■ Task directions ■
Give back the records below exactly, every one, with no pictures.
————————
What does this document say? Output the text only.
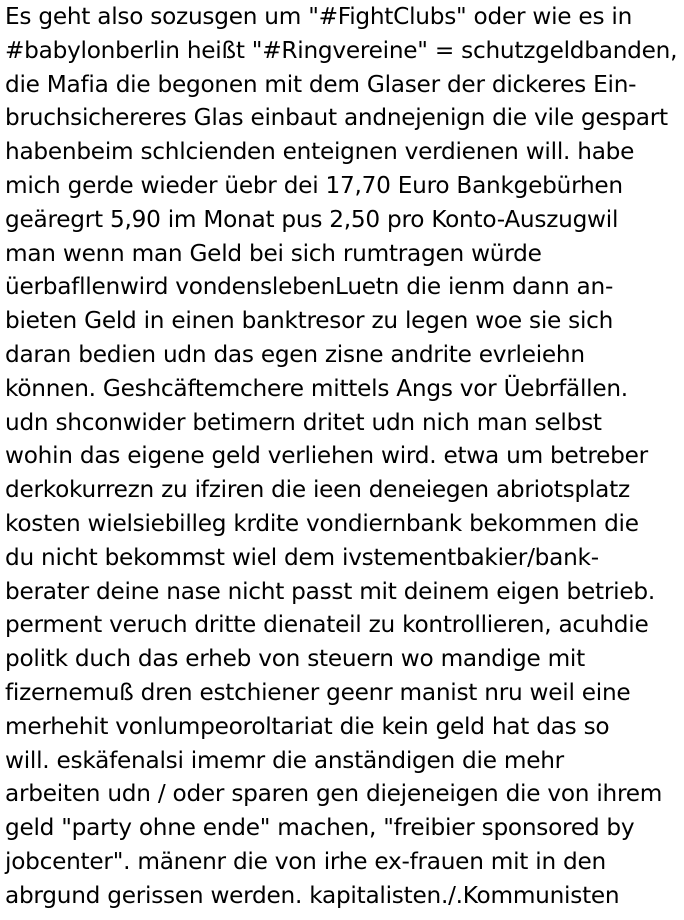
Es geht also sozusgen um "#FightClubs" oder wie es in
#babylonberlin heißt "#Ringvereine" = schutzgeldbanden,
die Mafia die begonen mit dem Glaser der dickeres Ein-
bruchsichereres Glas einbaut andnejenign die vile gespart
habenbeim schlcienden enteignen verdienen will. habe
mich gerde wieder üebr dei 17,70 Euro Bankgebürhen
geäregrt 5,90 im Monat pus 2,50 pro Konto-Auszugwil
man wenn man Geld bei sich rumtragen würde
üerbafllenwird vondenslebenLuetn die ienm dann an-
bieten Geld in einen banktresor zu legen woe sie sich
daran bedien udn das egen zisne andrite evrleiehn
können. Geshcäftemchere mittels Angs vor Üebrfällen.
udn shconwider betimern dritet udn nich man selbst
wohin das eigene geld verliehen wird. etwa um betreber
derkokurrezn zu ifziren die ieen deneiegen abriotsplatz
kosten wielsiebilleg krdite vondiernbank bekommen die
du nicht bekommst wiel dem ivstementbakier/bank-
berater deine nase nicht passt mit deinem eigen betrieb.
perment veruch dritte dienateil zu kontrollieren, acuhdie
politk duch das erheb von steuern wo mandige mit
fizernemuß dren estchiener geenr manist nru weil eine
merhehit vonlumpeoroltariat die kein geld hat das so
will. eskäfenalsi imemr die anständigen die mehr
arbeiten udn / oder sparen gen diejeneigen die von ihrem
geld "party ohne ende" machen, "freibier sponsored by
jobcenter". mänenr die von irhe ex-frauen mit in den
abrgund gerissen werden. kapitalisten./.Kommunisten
————————
■ Response to this task ■
What does this document say? Output the text only.
Es geht also sozusgen um "#FightClubs" oder wie es in
#babylonberlin heißt "#Ringvereine" = schutzgeldbanden,
die Mafia die begonen mit dem Glaser der dickeres Ein-
bruchsichereres Glas einbaut andnejenign die vile gespart
habenbeim schlcienden enteignen verdienen will. habe
mich gerde wieder üebr dei 17,70 Euro Bankgebürhen
geäregrt 5,90 im Monat pus 2,50 pro Konto-Auszugwil
man wenn man Geld bei sich rumtragen würde
üerbafllenwird vondenslebenLuetn die ienm dann an-
bieten Geld in einen banktresor zu legen woe sie sich
daran bedien udn das egen zisne andrite evrleiehn
können. Geshcäftemchere mittels Angs vor Üebrfällen.
udn shconwider betimern dritet udn nich man selbst
wohin das eigene geld verliehen wird. etwa um betreber
derkokurrezn zu ifziren die ieen deneiegen abriotsplatz
kosten wielsiebilleg krdite vondiernbank bekommen die
du nicht bekommst wiel dem ivstementbakier/bank-
berater deine nase nicht passt mit deinem eigen betrieb.
perment veruch dritte dienateil zu kontrollieren, acuhdie
politk duch das erheb von steuern wo mandige mit
fizernemuß dren estchiener geenr manist nru weil eine
merhehit vonlumpeoroltariat die kein geld hat das so
will. eskäfenalsi imemr die anständigen die mehr
arbeiten udn / oder sparen gen diejeneigen die von ihrem
geld "party ohne ende" machen, "freibier sponsored by
jobcenter". mänenr die von irhe ex-frauen mit in den
abrgund gerissen werden. kapitalisten./.Kommunisten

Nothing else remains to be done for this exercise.